(Figure collection entries)

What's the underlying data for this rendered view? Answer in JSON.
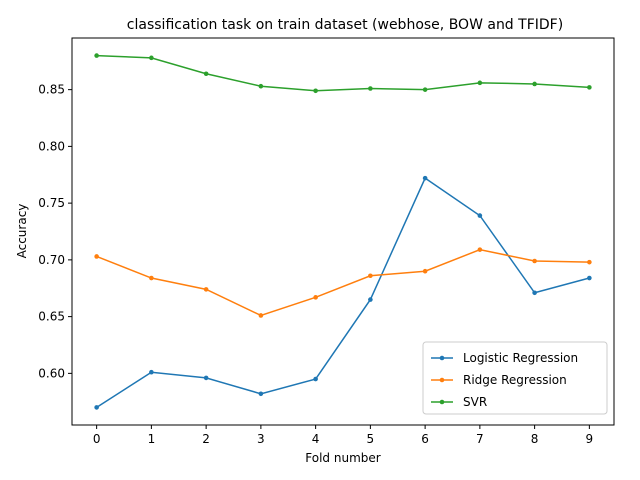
{
  "chart_data": {
    "type": "line",
    "title": "classification task on train dataset (webhose, BOW and TFIDF)",
    "xlabel": "Fold number",
    "ylabel": "Accuracy",
    "x": [
      0,
      1,
      2,
      3,
      4,
      5,
      6,
      7,
      8,
      9
    ],
    "x_ticks": [
      "0",
      "1",
      "2",
      "3",
      "4",
      "5",
      "6",
      "7",
      "8",
      "9"
    ],
    "y_ticks": [
      "0.60",
      "0.65",
      "0.70",
      "0.75",
      "0.80",
      "0.85"
    ],
    "y_tick_values": [
      0.6,
      0.65,
      0.7,
      0.75,
      0.8,
      0.85
    ],
    "xlim": [
      -0.45,
      9.45
    ],
    "ylim": [
      0.5545,
      0.8955
    ],
    "grid": false,
    "legend_position": "lower right",
    "series": [
      {
        "name": "Logistic Regression",
        "color": "#1f77b4",
        "values": [
          0.57,
          0.601,
          0.596,
          0.582,
          0.595,
          0.665,
          0.772,
          0.739,
          0.671,
          0.684
        ]
      },
      {
        "name": "Ridge Regression",
        "color": "#ff7f0e",
        "values": [
          0.703,
          0.684,
          0.674,
          0.651,
          0.667,
          0.686,
          0.69,
          0.709,
          0.699,
          0.698
        ]
      },
      {
        "name": "SVR",
        "color": "#2ca02c",
        "values": [
          0.88,
          0.878,
          0.864,
          0.853,
          0.849,
          0.851,
          0.85,
          0.856,
          0.855,
          0.852
        ]
      }
    ]
  }
}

**What the exercise asks:** Give only the number of lines in the data that hold the string "Regression".

**Full solution:** 2